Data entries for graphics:

--------------------------------------------------

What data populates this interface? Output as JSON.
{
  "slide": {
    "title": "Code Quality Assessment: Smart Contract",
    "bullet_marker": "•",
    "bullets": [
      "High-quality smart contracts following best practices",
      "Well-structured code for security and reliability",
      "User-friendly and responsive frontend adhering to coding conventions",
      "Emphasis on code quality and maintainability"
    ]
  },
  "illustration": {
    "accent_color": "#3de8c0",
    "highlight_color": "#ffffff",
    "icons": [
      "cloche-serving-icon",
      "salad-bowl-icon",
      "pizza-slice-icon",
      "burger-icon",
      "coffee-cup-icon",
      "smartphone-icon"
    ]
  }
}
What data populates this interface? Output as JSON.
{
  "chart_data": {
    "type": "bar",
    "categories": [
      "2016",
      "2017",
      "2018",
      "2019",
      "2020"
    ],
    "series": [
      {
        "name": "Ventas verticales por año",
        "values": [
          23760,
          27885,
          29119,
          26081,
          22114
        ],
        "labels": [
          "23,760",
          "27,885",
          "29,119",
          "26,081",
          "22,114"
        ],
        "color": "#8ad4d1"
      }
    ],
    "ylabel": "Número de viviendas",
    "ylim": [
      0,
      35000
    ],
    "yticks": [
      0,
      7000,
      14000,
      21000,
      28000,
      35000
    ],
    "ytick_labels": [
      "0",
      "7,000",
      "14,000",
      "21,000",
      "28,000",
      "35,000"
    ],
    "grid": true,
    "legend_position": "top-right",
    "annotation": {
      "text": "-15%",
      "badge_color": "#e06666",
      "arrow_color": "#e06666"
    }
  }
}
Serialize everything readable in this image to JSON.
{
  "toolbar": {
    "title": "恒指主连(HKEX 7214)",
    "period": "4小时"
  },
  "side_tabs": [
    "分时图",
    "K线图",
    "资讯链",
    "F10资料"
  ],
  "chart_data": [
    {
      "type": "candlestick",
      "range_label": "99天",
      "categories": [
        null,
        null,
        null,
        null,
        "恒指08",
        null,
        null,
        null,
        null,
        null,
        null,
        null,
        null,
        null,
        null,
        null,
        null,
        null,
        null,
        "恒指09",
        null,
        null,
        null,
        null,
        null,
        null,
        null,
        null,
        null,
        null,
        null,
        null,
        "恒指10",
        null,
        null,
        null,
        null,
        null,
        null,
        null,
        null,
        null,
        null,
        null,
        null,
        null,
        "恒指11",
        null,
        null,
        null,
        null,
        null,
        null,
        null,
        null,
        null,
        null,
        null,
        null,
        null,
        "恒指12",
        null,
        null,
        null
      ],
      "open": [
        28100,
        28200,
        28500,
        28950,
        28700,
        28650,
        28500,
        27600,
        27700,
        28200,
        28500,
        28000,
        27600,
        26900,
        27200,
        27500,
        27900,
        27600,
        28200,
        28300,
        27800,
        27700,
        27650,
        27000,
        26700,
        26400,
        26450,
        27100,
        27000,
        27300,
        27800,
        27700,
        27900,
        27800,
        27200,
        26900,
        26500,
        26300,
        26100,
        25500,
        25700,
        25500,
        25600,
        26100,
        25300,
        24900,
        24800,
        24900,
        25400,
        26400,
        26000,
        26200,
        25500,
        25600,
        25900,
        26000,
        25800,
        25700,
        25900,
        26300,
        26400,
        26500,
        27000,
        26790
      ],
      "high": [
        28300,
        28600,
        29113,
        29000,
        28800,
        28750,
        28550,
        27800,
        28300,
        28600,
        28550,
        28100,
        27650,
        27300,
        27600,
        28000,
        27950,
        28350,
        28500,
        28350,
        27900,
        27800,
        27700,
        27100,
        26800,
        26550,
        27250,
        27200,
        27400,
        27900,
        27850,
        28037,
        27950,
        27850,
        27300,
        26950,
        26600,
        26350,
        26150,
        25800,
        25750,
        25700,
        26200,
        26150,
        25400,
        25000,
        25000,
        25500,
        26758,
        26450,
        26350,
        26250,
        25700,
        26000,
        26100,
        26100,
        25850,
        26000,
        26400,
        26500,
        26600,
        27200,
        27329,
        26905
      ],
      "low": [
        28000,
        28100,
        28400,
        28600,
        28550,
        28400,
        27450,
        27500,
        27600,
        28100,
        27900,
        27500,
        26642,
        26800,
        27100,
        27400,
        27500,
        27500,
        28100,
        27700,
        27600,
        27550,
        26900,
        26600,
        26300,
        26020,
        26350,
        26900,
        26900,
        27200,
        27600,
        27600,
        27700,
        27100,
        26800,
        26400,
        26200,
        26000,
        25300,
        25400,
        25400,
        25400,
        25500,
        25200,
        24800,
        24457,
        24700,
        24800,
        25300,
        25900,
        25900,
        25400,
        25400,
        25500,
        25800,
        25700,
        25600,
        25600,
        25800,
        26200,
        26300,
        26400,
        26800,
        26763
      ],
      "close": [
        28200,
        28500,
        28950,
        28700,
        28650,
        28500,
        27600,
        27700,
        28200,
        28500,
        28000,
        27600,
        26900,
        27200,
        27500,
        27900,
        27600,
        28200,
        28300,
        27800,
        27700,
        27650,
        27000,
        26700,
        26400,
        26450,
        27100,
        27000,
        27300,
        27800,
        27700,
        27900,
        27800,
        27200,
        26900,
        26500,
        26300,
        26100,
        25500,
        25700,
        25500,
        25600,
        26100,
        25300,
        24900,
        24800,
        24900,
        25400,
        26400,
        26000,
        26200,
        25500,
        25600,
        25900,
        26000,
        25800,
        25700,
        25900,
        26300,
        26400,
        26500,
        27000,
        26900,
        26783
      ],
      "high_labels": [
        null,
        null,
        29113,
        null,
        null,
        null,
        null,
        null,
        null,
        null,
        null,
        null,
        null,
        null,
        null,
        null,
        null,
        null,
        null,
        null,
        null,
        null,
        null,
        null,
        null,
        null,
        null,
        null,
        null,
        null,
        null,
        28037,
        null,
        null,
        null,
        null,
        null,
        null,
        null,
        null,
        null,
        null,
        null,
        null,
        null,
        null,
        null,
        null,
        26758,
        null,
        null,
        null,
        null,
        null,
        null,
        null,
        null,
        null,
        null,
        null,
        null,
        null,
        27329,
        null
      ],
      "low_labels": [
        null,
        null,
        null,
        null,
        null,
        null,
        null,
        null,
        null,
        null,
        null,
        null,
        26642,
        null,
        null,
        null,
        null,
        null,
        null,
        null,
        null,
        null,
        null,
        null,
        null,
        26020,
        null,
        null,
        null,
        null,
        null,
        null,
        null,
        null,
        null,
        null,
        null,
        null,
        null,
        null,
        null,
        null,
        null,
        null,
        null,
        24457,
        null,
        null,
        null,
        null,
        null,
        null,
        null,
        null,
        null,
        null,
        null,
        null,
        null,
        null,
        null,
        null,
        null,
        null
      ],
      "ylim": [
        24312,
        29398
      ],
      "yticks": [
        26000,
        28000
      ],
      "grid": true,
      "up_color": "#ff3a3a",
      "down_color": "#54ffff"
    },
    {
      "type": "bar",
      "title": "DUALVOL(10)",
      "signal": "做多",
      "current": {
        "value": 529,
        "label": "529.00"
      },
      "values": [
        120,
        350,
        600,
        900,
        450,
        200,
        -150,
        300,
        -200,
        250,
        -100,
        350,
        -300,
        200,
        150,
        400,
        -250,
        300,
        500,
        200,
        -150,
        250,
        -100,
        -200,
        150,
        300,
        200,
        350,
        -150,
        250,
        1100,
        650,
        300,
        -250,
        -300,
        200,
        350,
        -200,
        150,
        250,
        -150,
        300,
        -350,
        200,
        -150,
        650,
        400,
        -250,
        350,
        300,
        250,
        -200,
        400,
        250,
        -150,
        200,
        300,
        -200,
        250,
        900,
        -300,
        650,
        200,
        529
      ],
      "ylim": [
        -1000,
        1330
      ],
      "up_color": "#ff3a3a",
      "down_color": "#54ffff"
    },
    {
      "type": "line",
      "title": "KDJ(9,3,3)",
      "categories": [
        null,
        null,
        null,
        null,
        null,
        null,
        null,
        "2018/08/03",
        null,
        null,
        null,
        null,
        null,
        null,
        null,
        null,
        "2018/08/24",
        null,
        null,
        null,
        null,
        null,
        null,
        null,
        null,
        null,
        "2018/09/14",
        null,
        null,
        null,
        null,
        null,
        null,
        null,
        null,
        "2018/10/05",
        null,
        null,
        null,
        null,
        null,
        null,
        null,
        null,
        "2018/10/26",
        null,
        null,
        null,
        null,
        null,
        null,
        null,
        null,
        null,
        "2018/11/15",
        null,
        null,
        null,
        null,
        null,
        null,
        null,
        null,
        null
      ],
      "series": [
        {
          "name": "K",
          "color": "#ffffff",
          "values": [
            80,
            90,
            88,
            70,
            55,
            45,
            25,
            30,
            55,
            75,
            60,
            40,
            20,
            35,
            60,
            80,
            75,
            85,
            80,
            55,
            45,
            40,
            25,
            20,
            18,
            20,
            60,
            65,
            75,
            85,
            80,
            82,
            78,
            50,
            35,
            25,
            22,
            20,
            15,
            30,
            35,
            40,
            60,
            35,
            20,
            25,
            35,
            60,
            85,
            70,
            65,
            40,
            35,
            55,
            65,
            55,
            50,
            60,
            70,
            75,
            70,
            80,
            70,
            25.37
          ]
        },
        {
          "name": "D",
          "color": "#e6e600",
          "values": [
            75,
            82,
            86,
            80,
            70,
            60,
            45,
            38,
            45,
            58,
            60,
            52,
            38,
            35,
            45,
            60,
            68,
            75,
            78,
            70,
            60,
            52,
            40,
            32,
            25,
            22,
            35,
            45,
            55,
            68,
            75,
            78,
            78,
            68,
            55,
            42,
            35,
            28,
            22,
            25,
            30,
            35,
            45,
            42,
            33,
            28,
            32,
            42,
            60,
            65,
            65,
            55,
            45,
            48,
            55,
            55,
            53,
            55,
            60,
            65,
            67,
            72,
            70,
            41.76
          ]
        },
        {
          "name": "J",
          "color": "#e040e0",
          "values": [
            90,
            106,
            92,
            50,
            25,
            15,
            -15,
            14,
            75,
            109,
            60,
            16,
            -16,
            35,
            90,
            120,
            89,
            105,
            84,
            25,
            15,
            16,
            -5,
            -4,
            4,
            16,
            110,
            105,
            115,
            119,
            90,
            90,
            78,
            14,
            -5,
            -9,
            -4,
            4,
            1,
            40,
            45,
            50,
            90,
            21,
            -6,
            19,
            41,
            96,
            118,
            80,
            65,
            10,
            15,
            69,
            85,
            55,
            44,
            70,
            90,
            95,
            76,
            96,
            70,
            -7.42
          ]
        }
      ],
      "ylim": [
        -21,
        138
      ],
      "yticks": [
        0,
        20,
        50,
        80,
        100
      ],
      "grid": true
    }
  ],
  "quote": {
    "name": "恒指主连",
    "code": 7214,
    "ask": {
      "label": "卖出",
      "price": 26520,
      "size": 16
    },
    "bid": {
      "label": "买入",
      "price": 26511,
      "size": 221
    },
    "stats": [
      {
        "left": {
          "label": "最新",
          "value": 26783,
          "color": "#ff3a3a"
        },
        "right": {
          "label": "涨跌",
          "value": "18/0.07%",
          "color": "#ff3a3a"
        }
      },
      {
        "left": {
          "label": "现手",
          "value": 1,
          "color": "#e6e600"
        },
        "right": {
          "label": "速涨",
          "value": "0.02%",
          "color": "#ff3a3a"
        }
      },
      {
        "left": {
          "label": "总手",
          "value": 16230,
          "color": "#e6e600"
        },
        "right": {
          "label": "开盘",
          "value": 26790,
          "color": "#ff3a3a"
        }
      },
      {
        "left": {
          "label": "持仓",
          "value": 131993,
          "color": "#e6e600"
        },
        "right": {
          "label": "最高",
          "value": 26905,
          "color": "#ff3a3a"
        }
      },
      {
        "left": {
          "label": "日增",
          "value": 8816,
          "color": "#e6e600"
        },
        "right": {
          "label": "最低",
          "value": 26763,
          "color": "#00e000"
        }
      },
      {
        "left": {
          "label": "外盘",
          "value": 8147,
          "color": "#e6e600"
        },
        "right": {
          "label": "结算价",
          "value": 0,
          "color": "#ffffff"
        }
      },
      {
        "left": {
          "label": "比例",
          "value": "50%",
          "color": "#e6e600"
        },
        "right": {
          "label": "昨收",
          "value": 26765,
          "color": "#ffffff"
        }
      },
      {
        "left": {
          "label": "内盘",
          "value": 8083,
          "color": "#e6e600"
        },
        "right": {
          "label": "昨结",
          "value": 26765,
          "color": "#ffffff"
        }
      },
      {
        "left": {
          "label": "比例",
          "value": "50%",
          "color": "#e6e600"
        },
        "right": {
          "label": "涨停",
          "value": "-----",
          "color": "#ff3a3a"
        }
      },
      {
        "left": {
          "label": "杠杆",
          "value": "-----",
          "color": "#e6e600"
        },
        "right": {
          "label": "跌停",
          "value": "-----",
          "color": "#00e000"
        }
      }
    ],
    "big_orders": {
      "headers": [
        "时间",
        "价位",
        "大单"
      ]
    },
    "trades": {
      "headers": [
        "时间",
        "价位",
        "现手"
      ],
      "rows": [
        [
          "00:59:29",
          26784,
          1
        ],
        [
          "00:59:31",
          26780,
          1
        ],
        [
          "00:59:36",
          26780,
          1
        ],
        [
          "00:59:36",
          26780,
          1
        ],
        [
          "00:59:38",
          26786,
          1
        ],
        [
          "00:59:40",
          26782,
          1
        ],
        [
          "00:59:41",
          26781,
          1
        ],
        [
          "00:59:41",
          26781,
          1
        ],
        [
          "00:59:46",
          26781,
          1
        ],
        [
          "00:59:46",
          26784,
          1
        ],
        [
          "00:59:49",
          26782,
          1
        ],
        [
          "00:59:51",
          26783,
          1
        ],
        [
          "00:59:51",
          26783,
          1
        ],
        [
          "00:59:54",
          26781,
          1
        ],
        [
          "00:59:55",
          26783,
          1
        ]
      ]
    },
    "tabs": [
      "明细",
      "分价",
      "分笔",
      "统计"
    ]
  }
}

--------------------------------------------------

**JOB**
Return all lines containing "type".

**OUTPUT OF THE EXERCISE**
    "type": "bar",
      "type": "candlestick",
      "type": "bar",
      "type": "line",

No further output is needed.